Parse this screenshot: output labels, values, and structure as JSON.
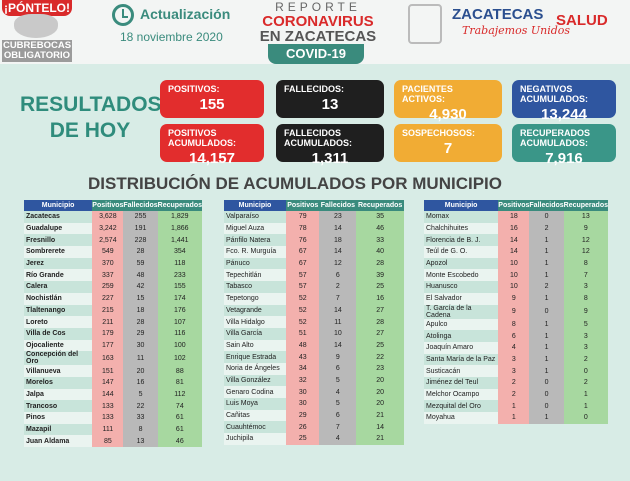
{
  "header": {
    "badge_top": "¡PÓNTELO!",
    "badge_bottom": "CUBREBOCAS OBLIGATORIO",
    "update_label": "Actualización",
    "date": "18 noviembre 2020",
    "report_1": "REPORTE",
    "report_2": "CORONAVIRUS",
    "report_3": "EN ZACATECAS",
    "covid": "COVID-19",
    "state": "ZACATECAS",
    "slogan": "Trabajemos Unidos",
    "salud": "SALUD"
  },
  "results_title": "RESULTADOS DE HOY",
  "cards": {
    "positivos": {
      "label": "POSITIVOS:",
      "value": "155"
    },
    "fallecidos": {
      "label": "FALLECIDOS:",
      "value": "13"
    },
    "activos": {
      "label": "PACIENTES ACTIVOS:",
      "value": "4,930"
    },
    "negativos": {
      "label": "NEGATIVOS ACUMULADOS:",
      "value": "13,244"
    },
    "pos_acum": {
      "label": "POSITIVOS ACUMULADOS:",
      "value": "14,157"
    },
    "fal_acum": {
      "label": "FALLECIDOS ACUMULADOS:",
      "value": "1,311"
    },
    "sospechosos": {
      "label": "SOSPECHOSOS:",
      "value": "7"
    },
    "recuperados": {
      "label": "RECUPERADOS ACUMULADOS:",
      "value": "7,916"
    }
  },
  "dist_title": "DISTRIBUCIÓN DE ACUMULADOS POR MUNICIPIO",
  "columns": [
    "Municipio",
    "Positivos",
    "Fallecidos",
    "Recuperados"
  ],
  "table1": [
    [
      "Zacatecas",
      "3,628",
      "255",
      "1,829"
    ],
    [
      "Guadalupe",
      "3,242",
      "191",
      "1,866"
    ],
    [
      "Fresnillo",
      "2,574",
      "228",
      "1,441"
    ],
    [
      "Sombrerete",
      "549",
      "28",
      "354"
    ],
    [
      "Jerez",
      "370",
      "59",
      "118"
    ],
    [
      "Río Grande",
      "337",
      "48",
      "233"
    ],
    [
      "Calera",
      "259",
      "42",
      "155"
    ],
    [
      "Nochistlán",
      "227",
      "15",
      "174"
    ],
    [
      "Tlaltenango",
      "215",
      "18",
      "176"
    ],
    [
      "Loreto",
      "211",
      "28",
      "107"
    ],
    [
      "Villa de Cos",
      "179",
      "29",
      "116"
    ],
    [
      "Ojocaliente",
      "177",
      "30",
      "100"
    ],
    [
      "Concepción del Oro",
      "163",
      "11",
      "102"
    ],
    [
      "Villanueva",
      "151",
      "20",
      "88"
    ],
    [
      "Morelos",
      "147",
      "16",
      "81"
    ],
    [
      "Jalpa",
      "144",
      "5",
      "112"
    ],
    [
      "Trancoso",
      "133",
      "22",
      "74"
    ],
    [
      "Pinos",
      "133",
      "33",
      "61"
    ],
    [
      "Mazapil",
      "111",
      "8",
      "61"
    ],
    [
      "Juan Aldama",
      "85",
      "13",
      "46"
    ]
  ],
  "table2": [
    [
      "Valparaíso",
      "79",
      "23",
      "35"
    ],
    [
      "Miguel Auza",
      "78",
      "14",
      "46"
    ],
    [
      "Pánfilo Natera",
      "76",
      "18",
      "33"
    ],
    [
      "Fco. R. Murguía",
      "67",
      "14",
      "40"
    ],
    [
      "Pánuco",
      "67",
      "12",
      "28"
    ],
    [
      "Tepechitlán",
      "57",
      "6",
      "39"
    ],
    [
      "Tabasco",
      "57",
      "2",
      "25"
    ],
    [
      "Tepetongo",
      "52",
      "7",
      "16"
    ],
    [
      "Vetagrande",
      "52",
      "14",
      "27"
    ],
    [
      "Villa Hidalgo",
      "52",
      "11",
      "28"
    ],
    [
      "Villa García",
      "51",
      "10",
      "27"
    ],
    [
      "Sain Alto",
      "48",
      "14",
      "25"
    ],
    [
      "Enrique Estrada",
      "43",
      "9",
      "22"
    ],
    [
      "Noria de Ángeles",
      "34",
      "6",
      "23"
    ],
    [
      "Villa González",
      "32",
      "5",
      "20"
    ],
    [
      "Genaro Codina",
      "30",
      "4",
      "20"
    ],
    [
      "Luis Moya",
      "30",
      "5",
      "20"
    ],
    [
      "Cañitas",
      "29",
      "6",
      "21"
    ],
    [
      "Cuauhtémoc",
      "26",
      "7",
      "14"
    ],
    [
      "Juchipila",
      "25",
      "4",
      "21"
    ]
  ],
  "table3": [
    [
      "Momax",
      "18",
      "0",
      "13"
    ],
    [
      "Chalchihuites",
      "16",
      "2",
      "9"
    ],
    [
      "Florencia de B. J.",
      "14",
      "1",
      "12"
    ],
    [
      "Teúl de G. O.",
      "14",
      "1",
      "12"
    ],
    [
      "Apozol",
      "10",
      "1",
      "8"
    ],
    [
      "Monte Escobedo",
      "10",
      "1",
      "7"
    ],
    [
      "Huanusco",
      "10",
      "2",
      "3"
    ],
    [
      "El Salvador",
      "9",
      "1",
      "8"
    ],
    [
      "T. García de la Cadena",
      "9",
      "0",
      "9"
    ],
    [
      "Apulco",
      "8",
      "1",
      "5"
    ],
    [
      "Atolinga",
      "6",
      "1",
      "3"
    ],
    [
      "Joaquín Amaro",
      "4",
      "1",
      "3"
    ],
    [
      "Santa María de la Paz",
      "3",
      "1",
      "2"
    ],
    [
      "Susticacán",
      "3",
      "1",
      "0"
    ],
    [
      "Jiménez del Teul",
      "2",
      "0",
      "2"
    ],
    [
      "Melchor Ocampo",
      "2",
      "0",
      "1"
    ],
    [
      "Mezquital del Oro",
      "1",
      "0",
      "1"
    ],
    [
      "Moyahua",
      "1",
      "1",
      "0"
    ]
  ]
}
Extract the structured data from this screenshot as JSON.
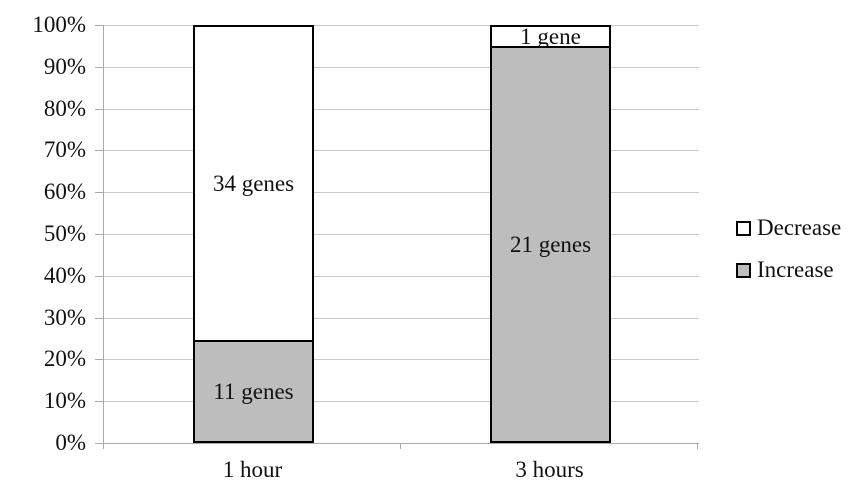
{
  "chart_data": {
    "type": "bar",
    "subtype": "stacked-100-percent",
    "title": "",
    "xlabel": "",
    "ylabel": "",
    "categories": [
      "1 hour",
      "3 hours"
    ],
    "series": [
      {
        "name": "Increase",
        "color": "#bdbdbd",
        "values": [
          11,
          21
        ],
        "labels": [
          "11 genes",
          "21 genes"
        ]
      },
      {
        "name": "Decrease",
        "color": "#ffffff",
        "values": [
          34,
          1
        ],
        "labels": [
          "34 genes",
          "1 gene"
        ]
      }
    ],
    "yticks": [
      "0%",
      "10%",
      "20%",
      "30%",
      "40%",
      "50%",
      "60%",
      "70%",
      "80%",
      "90%",
      "100%"
    ],
    "ylim": [
      0,
      100
    ],
    "grid": true,
    "legend_position": "right"
  },
  "legend": {
    "items": [
      {
        "label": "Decrease",
        "swatch_color": "#ffffff"
      },
      {
        "label": "Increase",
        "swatch_color": "#bdbdbd"
      }
    ]
  },
  "colors": {
    "background": "#ffffff",
    "increase_fill": "#bdbdbd",
    "decrease_fill": "#ffffff",
    "bar_border": "#000000",
    "gridline": "#c9c9c9",
    "axis": "#a9a9a9",
    "text": "#111111"
  }
}
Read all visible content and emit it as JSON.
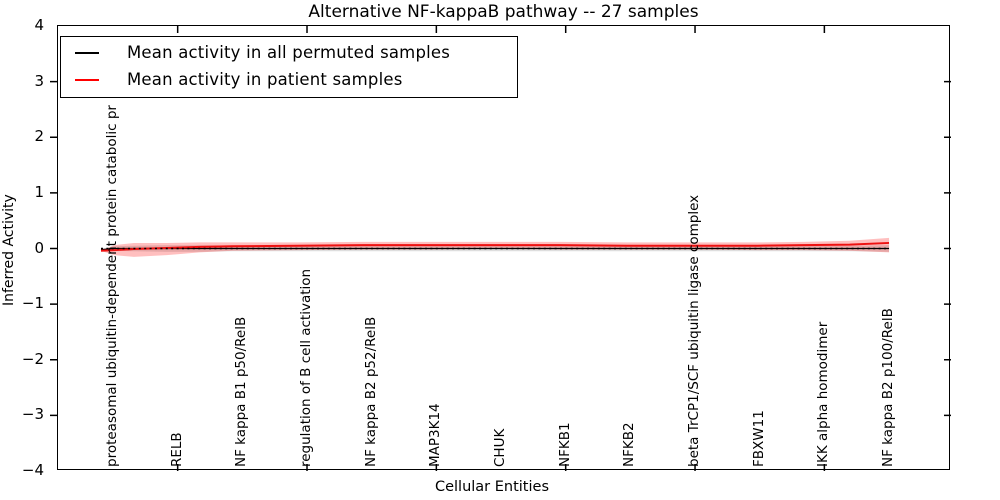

^^^^

> **The task**
Scan the material above. Copy each line where "bdbdbd" occurs.

> **Response area**
        "color": "#bdbdbd",
        "swatch_color": "#bdbdbd"
    "increase_fill": "#bdbdbd",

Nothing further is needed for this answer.